Exercise: Set every record down verbatim and omit the pictures.

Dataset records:
begin
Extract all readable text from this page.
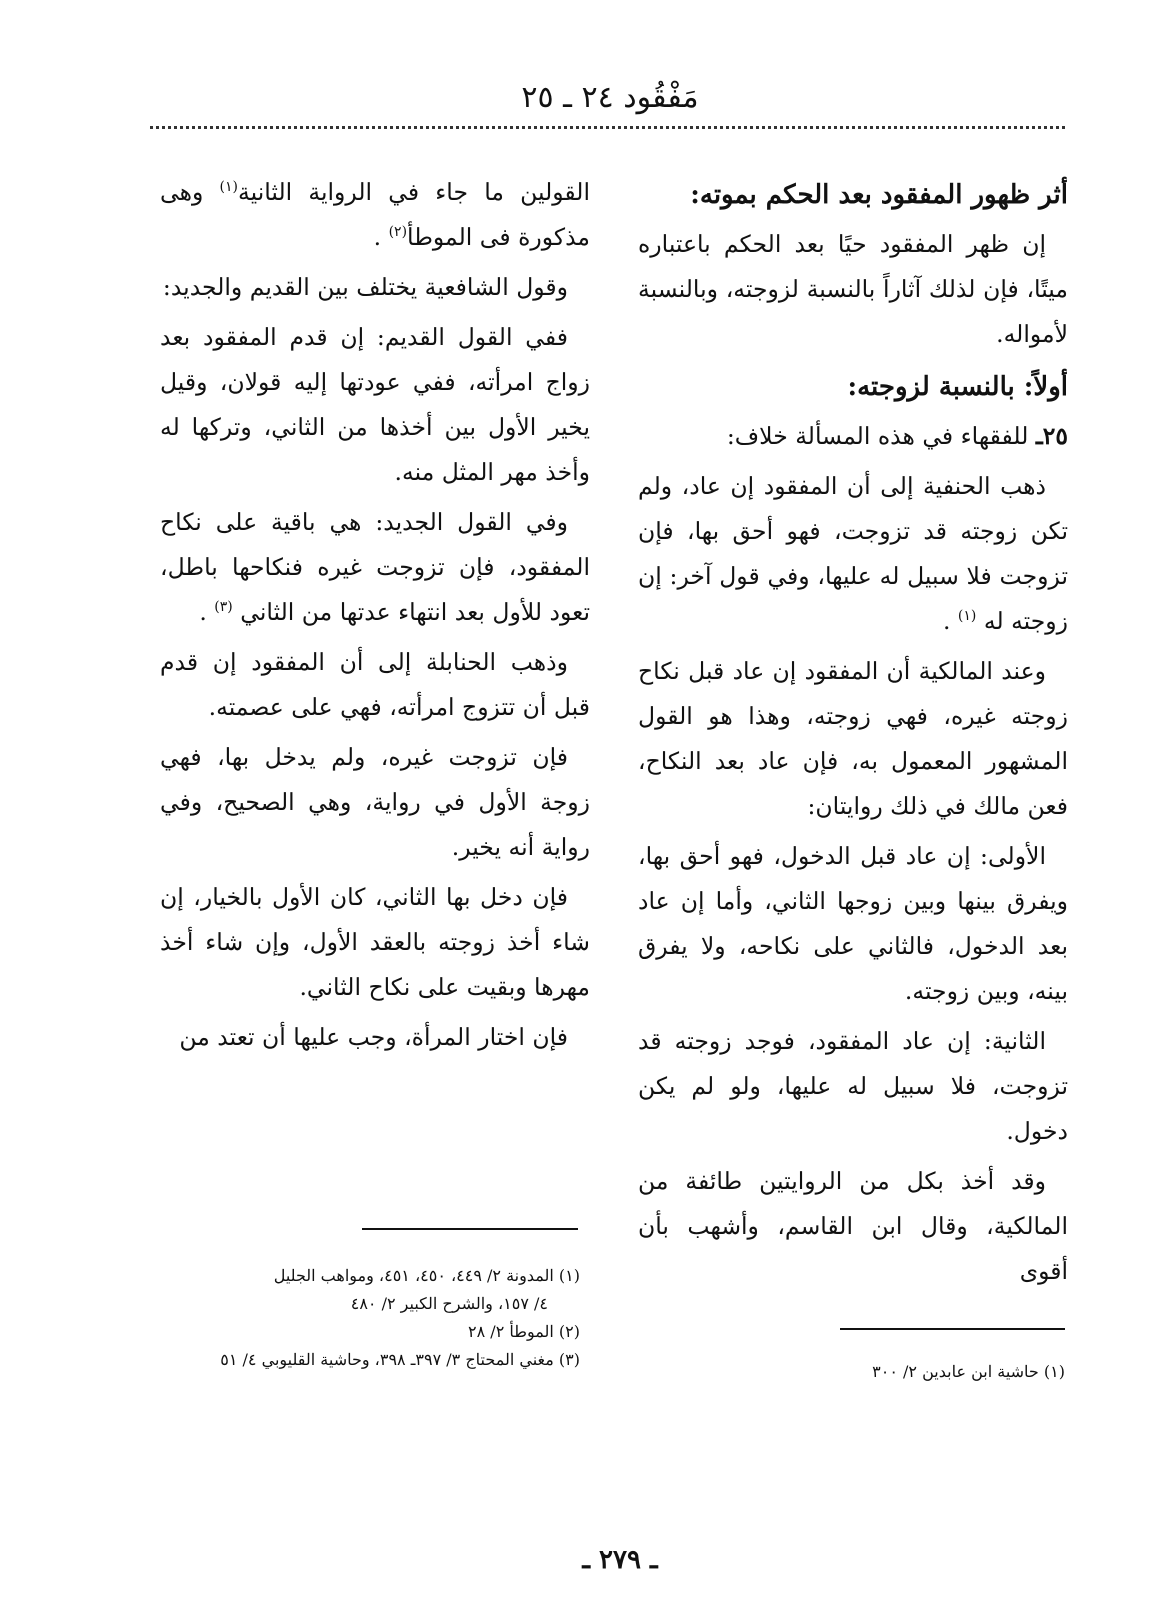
مَفْقُود ٢٤ ـ ٢٥
أثر ظهور المفقود بعد الحكم بموته:

إن ظهر المفقود حيًا بعد الحكم باعتباره ميتًا، فإن لذلك آثاراً بالنسبة لزوجته، وبالنسبة لأمواله.

أولاً: بالنسبة لزوجته:

٢٥ـ للفقهاء في هذه المسألة خلاف:

ذهب الحنفية إلى أن المفقود إن عاد، ولم تكن زوجته قد تزوجت، فهو أحق بها، فإن تزوجت فلا سبيل له عليها، وفي قول آخر: إن زوجته له $^{(١)}$ .

وعند المالكية أن المفقود إن عاد قبل نكاح زوجته غيره، فهي زوجته، وهذا هو القول المشهور المعمول به، فإن عاد بعد النكاح، فعن مالك في ذلك روايتان:

الأولى: إن عاد قبل الدخول، فهو أحق بها، ويفرق بينها وبين زوجها الثاني، وأما إن عاد بعد الدخول، فالثاني على نكاحه، ولا يفرق بينه، وبين زوجته.

الثانية: إن عاد المفقود، فوجد زوجته قد تزوجت، فلا سبيل له عليها، ولو لم يكن دخول.

وقد أخذ بكل من الروايتين طائفة من المالكية، وقال ابن القاسم، وأشهب بأن أقوى

(١) حاشية ابن عابدين ٢/ ٣٠٠

القولين ما جاء في الرواية الثانية$^{(١)}$ وهى مذكورة فى الموطأ$^{(٢)}$ .

وقول الشافعية يختلف بين القديم والجديد:

ففي القول القديم: إن قدم المفقود بعد زواج امرأته، ففي عودتها إليه قولان، وقيل يخير الأول بين أخذها من الثاني، وتركها له وأخذ مهر المثل منه.

وفي القول الجديد: هي باقية على نكاح المفقود، فإن تزوجت غيره فنكاحها باطل، تعود للأول بعد انتهاء عدتها من الثاني $^{(٣)}$ .

وذهب الحنابلة إلى أن المفقود إن قدم قبل أن تتزوج امرأته، فهي على عصمته.

فإن تزوجت غيره، ولم يدخل بها، فهي زوجة الأول في رواية، وهي الصحيح، وفي رواية أنه يخير.

فإن دخل بها الثاني، كان الأول بالخيار، إن شاء أخذ زوجته بالعقد الأول، وإن شاء أخذ مهرها وبقيت على نكاح الثاني.

فإن اختار المرأة، وجب عليها أن تعتد من

(١) المدونة ٢/ ٤٤٩، ٤٥٠، ٤٥١، ومواهب الجليل

٤/ ١٥٧، والشرح الكبير ٢/ ٤٨٠

(٢) الموطأ ٢/ ٢٨

(٣) مغني المحتاج ٣/ ٣٩٧ـ ٣٩٨، وحاشية القليوبي ٤/ ٥١

ـ ٢٧٩ ـ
end
Task response:
Extract all readable text from this page.
مَفْقُود ٢٤ ـ ٢٥
أثر ظهور المفقود بعد الحكم بموته:

إن ظهر المفقود حيًا بعد الحكم باعتباره ميتًا، فإن لذلك آثاراً بالنسبة لزوجته، وبالنسبة لأمواله.

أولاً: بالنسبة لزوجته:

٢٥ـ للفقهاء في هذه المسألة خلاف:

ذهب الحنفية إلى أن المفقود إن عاد، ولم تكن زوجته قد تزوجت، فهو أحق بها، فإن تزوجت فلا سبيل له عليها، وفي قول آخر: إن زوجته له $^{(١)}$ .

وعند المالكية أن المفقود إن عاد قبل نكاح زوجته غيره، فهي زوجته، وهذا هو القول المشهور المعمول به، فإن عاد بعد النكاح، فعن مالك في ذلك روايتان:

الأولى: إن عاد قبل الدخول، فهو أحق بها، ويفرق بينها وبين زوجها الثاني، وأما إن عاد بعد الدخول، فالثاني على نكاحه، ولا يفرق بينه، وبين زوجته.

الثانية: إن عاد المفقود، فوجد زوجته قد تزوجت، فلا سبيل له عليها، ولو لم يكن دخول.

وقد أخذ بكل من الروايتين طائفة من المالكية، وقال ابن القاسم، وأشهب بأن أقوى

(١) حاشية ابن عابدين ٢/ ٣٠٠

القولين ما جاء في الرواية الثانية$^{(١)}$ وهى مذكورة فى الموطأ$^{(٢)}$ .

وقول الشافعية يختلف بين القديم والجديد:

ففي القول القديم: إن قدم المفقود بعد زواج امرأته، ففي عودتها إليه قولان، وقيل يخير الأول بين أخذها من الثاني، وتركها له وأخذ مهر المثل منه.

وفي القول الجديد: هي باقية على نكاح المفقود، فإن تزوجت غيره فنكاحها باطل، تعود للأول بعد انتهاء عدتها من الثاني $^{(٣)}$ .

وذهب الحنابلة إلى أن المفقود إن قدم قبل أن تتزوج امرأته، فهي على عصمته.

فإن تزوجت غيره، ولم يدخل بها، فهي زوجة الأول في رواية، وهي الصحيح، وفي رواية أنه يخير.

فإن دخل بها الثاني، كان الأول بالخيار، إن شاء أخذ زوجته بالعقد الأول، وإن شاء أخذ مهرها وبقيت على نكاح الثاني.

فإن اختار المرأة، وجب عليها أن تعتد من

(١) المدونة ٢/ ٤٤٩، ٤٥٠، ٤٥١، ومواهب الجليل

٤/ ١٥٧، والشرح الكبير ٢/ ٤٨٠

(٢) الموطأ ٢/ ٢٨

(٣) مغني المحتاج ٣/ ٣٩٧ـ ٣٩٨، وحاشية القليوبي ٤/ ٥١

ـ ٢٧٩ ـ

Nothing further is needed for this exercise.